Exact reproduction is required for all entries.

--*--

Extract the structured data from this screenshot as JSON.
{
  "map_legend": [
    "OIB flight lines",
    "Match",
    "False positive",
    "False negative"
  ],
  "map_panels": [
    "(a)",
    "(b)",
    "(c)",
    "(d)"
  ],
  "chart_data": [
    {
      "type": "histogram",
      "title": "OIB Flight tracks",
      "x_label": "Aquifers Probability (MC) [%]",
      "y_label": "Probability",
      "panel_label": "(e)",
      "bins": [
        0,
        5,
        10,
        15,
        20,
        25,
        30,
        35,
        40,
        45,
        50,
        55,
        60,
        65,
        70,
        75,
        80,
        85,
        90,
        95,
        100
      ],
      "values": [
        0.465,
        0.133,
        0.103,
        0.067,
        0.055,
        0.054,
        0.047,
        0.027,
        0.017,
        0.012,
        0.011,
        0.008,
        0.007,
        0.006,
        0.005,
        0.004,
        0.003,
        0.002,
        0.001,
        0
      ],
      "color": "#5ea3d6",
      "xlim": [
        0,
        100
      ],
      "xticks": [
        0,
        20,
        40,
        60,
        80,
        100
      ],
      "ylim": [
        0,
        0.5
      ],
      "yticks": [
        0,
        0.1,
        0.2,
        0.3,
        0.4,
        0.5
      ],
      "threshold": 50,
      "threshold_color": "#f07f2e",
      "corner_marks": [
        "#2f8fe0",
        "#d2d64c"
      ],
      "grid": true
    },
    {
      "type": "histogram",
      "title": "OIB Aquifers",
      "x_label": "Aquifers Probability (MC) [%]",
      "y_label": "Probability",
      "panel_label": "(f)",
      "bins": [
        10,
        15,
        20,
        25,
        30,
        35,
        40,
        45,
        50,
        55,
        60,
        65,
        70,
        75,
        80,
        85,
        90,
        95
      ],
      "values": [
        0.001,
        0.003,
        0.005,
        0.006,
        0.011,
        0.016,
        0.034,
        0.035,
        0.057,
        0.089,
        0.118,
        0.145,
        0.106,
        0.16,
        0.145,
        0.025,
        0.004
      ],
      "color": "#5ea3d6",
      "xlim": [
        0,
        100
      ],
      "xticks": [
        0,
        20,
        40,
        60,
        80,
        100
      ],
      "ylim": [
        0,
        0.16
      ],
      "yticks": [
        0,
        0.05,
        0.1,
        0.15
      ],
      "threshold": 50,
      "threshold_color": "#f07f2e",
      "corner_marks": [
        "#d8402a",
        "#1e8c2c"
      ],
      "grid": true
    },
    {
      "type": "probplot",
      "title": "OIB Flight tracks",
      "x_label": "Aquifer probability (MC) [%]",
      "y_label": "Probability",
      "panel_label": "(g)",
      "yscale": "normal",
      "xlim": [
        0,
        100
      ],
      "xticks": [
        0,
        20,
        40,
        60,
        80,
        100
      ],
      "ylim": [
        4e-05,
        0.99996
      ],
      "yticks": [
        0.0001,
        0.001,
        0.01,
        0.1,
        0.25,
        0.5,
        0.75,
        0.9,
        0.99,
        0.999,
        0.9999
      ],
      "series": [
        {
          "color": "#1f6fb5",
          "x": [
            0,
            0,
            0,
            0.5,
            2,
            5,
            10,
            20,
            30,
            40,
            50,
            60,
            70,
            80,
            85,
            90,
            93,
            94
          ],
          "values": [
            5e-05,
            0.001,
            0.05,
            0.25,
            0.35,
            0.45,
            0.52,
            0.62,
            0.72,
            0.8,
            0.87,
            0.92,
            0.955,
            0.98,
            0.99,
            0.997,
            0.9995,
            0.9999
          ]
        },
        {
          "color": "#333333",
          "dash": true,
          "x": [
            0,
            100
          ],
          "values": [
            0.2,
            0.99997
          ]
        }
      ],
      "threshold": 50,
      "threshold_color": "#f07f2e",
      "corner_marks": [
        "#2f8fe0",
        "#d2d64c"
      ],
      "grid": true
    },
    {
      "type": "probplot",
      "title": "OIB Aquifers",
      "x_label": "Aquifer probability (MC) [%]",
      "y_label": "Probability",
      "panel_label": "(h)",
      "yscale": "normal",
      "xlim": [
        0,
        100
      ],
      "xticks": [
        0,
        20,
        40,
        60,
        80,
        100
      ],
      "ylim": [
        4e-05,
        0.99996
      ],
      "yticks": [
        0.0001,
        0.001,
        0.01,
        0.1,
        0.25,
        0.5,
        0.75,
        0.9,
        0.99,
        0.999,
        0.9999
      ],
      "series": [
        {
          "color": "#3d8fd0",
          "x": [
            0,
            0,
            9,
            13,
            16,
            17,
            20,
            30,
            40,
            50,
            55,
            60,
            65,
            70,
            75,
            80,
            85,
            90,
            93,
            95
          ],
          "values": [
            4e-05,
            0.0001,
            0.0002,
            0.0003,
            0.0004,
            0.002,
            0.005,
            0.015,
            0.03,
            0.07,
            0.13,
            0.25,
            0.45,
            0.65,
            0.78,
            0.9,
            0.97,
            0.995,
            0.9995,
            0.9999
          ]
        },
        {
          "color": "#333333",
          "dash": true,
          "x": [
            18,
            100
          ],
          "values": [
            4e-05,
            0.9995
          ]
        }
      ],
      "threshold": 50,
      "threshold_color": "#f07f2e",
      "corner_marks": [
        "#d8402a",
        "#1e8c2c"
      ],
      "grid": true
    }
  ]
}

--*--

- _Output_:
Extract the structured data from this screenshot as JSON.
{
  "map_legend": [
    "OIB flight lines",
    "Match",
    "False positive",
    "False negative"
  ],
  "map_panels": [
    "(a)",
    "(b)",
    "(c)",
    "(d)"
  ],
  "chart_data": [
    {
      "type": "histogram",
      "title": "OIB Flight tracks",
      "x_label": "Aquifers Probability (MC) [%]",
      "y_label": "Probability",
      "panel_label": "(e)",
      "bins": [
        0,
        5,
        10,
        15,
        20,
        25,
        30,
        35,
        40,
        45,
        50,
        55,
        60,
        65,
        70,
        75,
        80,
        85,
        90,
        95,
        100
      ],
      "values": [
        0.465,
        0.133,
        0.103,
        0.067,
        0.055,
        0.054,
        0.047,
        0.027,
        0.017,
        0.012,
        0.011,
        0.008,
        0.007,
        0.006,
        0.005,
        0.004,
        0.003,
        0.002,
        0.001,
        0
      ],
      "color": "#5ea3d6",
      "xlim": [
        0,
        100
      ],
      "xticks": [
        0,
        20,
        40,
        60,
        80,
        100
      ],
      "ylim": [
        0,
        0.5
      ],
      "yticks": [
        0,
        0.1,
        0.2,
        0.3,
        0.4,
        0.5
      ],
      "threshold": 50,
      "threshold_color": "#f07f2e",
      "corner_marks": [
        "#2f8fe0",
        "#d2d64c"
      ],
      "grid": true
    },
    {
      "type": "histogram",
      "title": "OIB Aquifers",
      "x_label": "Aquifers Probability (MC) [%]",
      "y_label": "Probability",
      "panel_label": "(f)",
      "bins": [
        10,
        15,
        20,
        25,
        30,
        35,
        40,
        45,
        50,
        55,
        60,
        65,
        70,
        75,
        80,
        85,
        90,
        95
      ],
      "values": [
        0.001,
        0.003,
        0.005,
        0.006,
        0.011,
        0.016,
        0.034,
        0.035,
        0.057,
        0.089,
        0.118,
        0.145,
        0.106,
        0.16,
        0.145,
        0.025,
        0.004
      ],
      "color": "#5ea3d6",
      "xlim": [
        0,
        100
      ],
      "xticks": [
        0,
        20,
        40,
        60,
        80,
        100
      ],
      "ylim": [
        0,
        0.16
      ],
      "yticks": [
        0,
        0.05,
        0.1,
        0.15
      ],
      "threshold": 50,
      "threshold_color": "#f07f2e",
      "corner_marks": [
        "#d8402a",
        "#1e8c2c"
      ],
      "grid": true
    },
    {
      "type": "probplot",
      "title": "OIB Flight tracks",
      "x_label": "Aquifer probability (MC) [%]",
      "y_label": "Probability",
      "panel_label": "(g)",
      "yscale": "normal",
      "xlim": [
        0,
        100
      ],
      "xticks": [
        0,
        20,
        40,
        60,
        80,
        100
      ],
      "ylim": [
        4e-05,
        0.99996
      ],
      "yticks": [
        0.0001,
        0.001,
        0.01,
        0.1,
        0.25,
        0.5,
        0.75,
        0.9,
        0.99,
        0.999,
        0.9999
      ],
      "series": [
        {
          "color": "#1f6fb5",
          "x": [
            0,
            0,
            0,
            0.5,
            2,
            5,
            10,
            20,
            30,
            40,
            50,
            60,
            70,
            80,
            85,
            90,
            93,
            94
          ],
          "values": [
            5e-05,
            0.001,
            0.05,
            0.25,
            0.35,
            0.45,
            0.52,
            0.62,
            0.72,
            0.8,
            0.87,
            0.92,
            0.955,
            0.98,
            0.99,
            0.997,
            0.9995,
            0.9999
          ]
        },
        {
          "color": "#333333",
          "dash": true,
          "x": [
            0,
            100
          ],
          "values": [
            0.2,
            0.99997
          ]
        }
      ],
      "threshold": 50,
      "threshold_color": "#f07f2e",
      "corner_marks": [
        "#2f8fe0",
        "#d2d64c"
      ],
      "grid": true
    },
    {
      "type": "probplot",
      "title": "OIB Aquifers",
      "x_label": "Aquifer probability (MC) [%]",
      "y_label": "Probability",
      "panel_label": "(h)",
      "yscale": "normal",
      "xlim": [
        0,
        100
      ],
      "xticks": [
        0,
        20,
        40,
        60,
        80,
        100
      ],
      "ylim": [
        4e-05,
        0.99996
      ],
      "yticks": [
        0.0001,
        0.001,
        0.01,
        0.1,
        0.25,
        0.5,
        0.75,
        0.9,
        0.99,
        0.999,
        0.9999
      ],
      "series": [
        {
          "color": "#3d8fd0",
          "x": [
            0,
            0,
            9,
            13,
            16,
            17,
            20,
            30,
            40,
            50,
            55,
            60,
            65,
            70,
            75,
            80,
            85,
            90,
            93,
            95
          ],
          "values": [
            4e-05,
            0.0001,
            0.0002,
            0.0003,
            0.0004,
            0.002,
            0.005,
            0.015,
            0.03,
            0.07,
            0.13,
            0.25,
            0.45,
            0.65,
            0.78,
            0.9,
            0.97,
            0.995,
            0.9995,
            0.9999
          ]
        },
        {
          "color": "#333333",
          "dash": true,
          "x": [
            18,
            100
          ],
          "values": [
            4e-05,
            0.9995
          ]
        }
      ],
      "threshold": 50,
      "threshold_color": "#f07f2e",
      "corner_marks": [
        "#d8402a",
        "#1e8c2c"
      ],
      "grid": true
    }
  ]
}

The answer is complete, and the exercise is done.